▶ _JOB_
Find all the lines with "有出厂证明" and gather them.

▶ _INPUT MATERIAL_

>>>>>

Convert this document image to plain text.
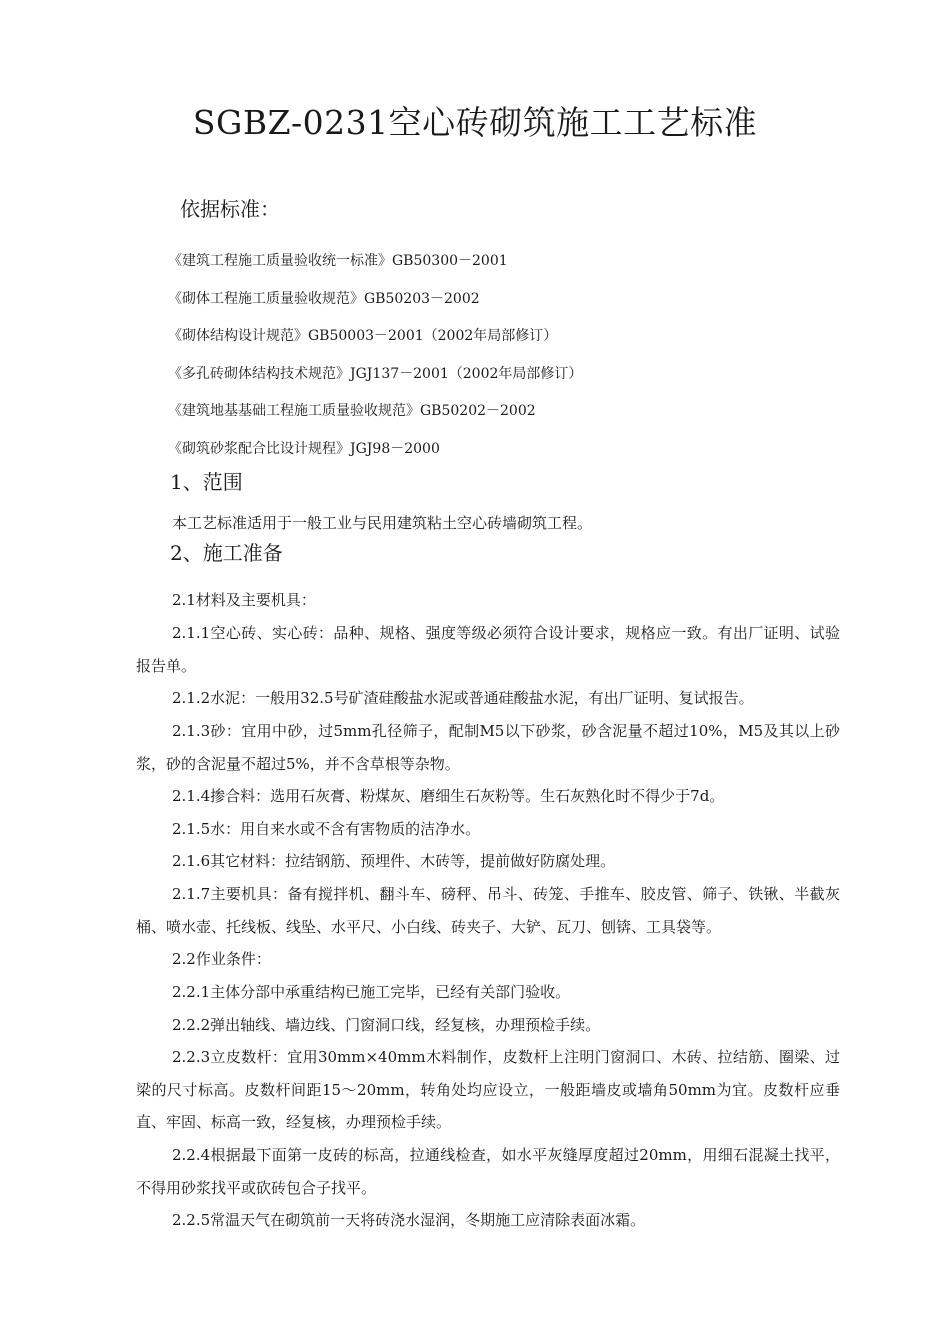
SGBZ-0231空心砖砌筑施工工艺标准
依据标准：
《建筑工程施工质量验收统一标准》GB50300－2001
《砌体工程施工质量验收规范》GB50203－2002
《砌体结构设计规范》GB50003－2001（2002年局部修订）
《多孔砖砌体结构技术规范》JGJ137－2001（2002年局部修订）
《建筑地基基础工程施工质量验收规范》GB50202－2002
《砌筑砂浆配合比设计规程》JGJ98－2000
1、范围

本工艺标准适用于一般工业与民用建筑粘土空心砖墙砌筑工程。

2、施工准备

2.1材料及主要机具：

2.1.1空心砖、实心砖：品种、规格、强度等级必须符合设计要求，规格应一致。有出厂证明、试验报告单。

2.1.2水泥：一般用32.5号矿渣硅酸盐水泥或普通硅酸盐水泥，有出厂证明、复试报告。

2.1.3砂：宜用中砂，过5mm孔径筛子，配制M5以下砂浆，砂含泥量不超过10%，M5及其以上砂浆，砂的含泥量不超过5%，并不含草根等杂物。

2.1.4掺合料：选用石灰膏、粉煤灰、磨细生石灰粉等。生石灰熟化时不得少于7d。

2.1.5水：用自来水或不含有害物质的洁净水。

2.1.6其它材料：拉结钢筋、预埋件、木砖等，提前做好防腐处理。

2.1.7主要机具：备有搅拌机、翻斗车、磅秤、吊斗、砖笼、手推车、胶皮管、筛子、铁锹、半截灰桶、喷水壶、托线板、线坠、水平尺、小白线、砖夹子、大铲、瓦刀、刨锛、工具袋等。

2.2作业条件：

2.2.1主体分部中承重结构已施工完毕，已经有关部门验收。

2.2.2弹出轴线、墙边线、门窗洞口线，经复核，办理预检手续。

2.2.3立皮数杆：宜用30mm×40mm木料制作，皮数杆上注明门窗洞口、木砖、拉结筋、圈梁、过梁的尺寸标高。皮数杆间距15～20mm，转角处均应设立，一般距墙皮或墙角50mm为宜。皮数杆应垂直、牢固、标高一致，经复核，办理预检手续。

2.2.4根据最下面第一皮砖的标高，拉通线检查，如水平灰缝厚度超过20mm，用细石混凝土找平，不得用砂浆找平或砍砖包合子找平。

2.2.5常温天气在砌筑前一天将砖浇水湿润，冬期施工应清除表面冰霜。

<<<<<

▶ _EXERCISE ANSWER_
2.1.1空心砖、实心砖：品种、规格、强度等级必须符合设计要求，规格应一致。有出厂证明、试验报告单。
2.1.2水泥：一般用32.5号矿渣硅酸盐水泥或普通硅酸盐水泥，有出厂证明、复试报告。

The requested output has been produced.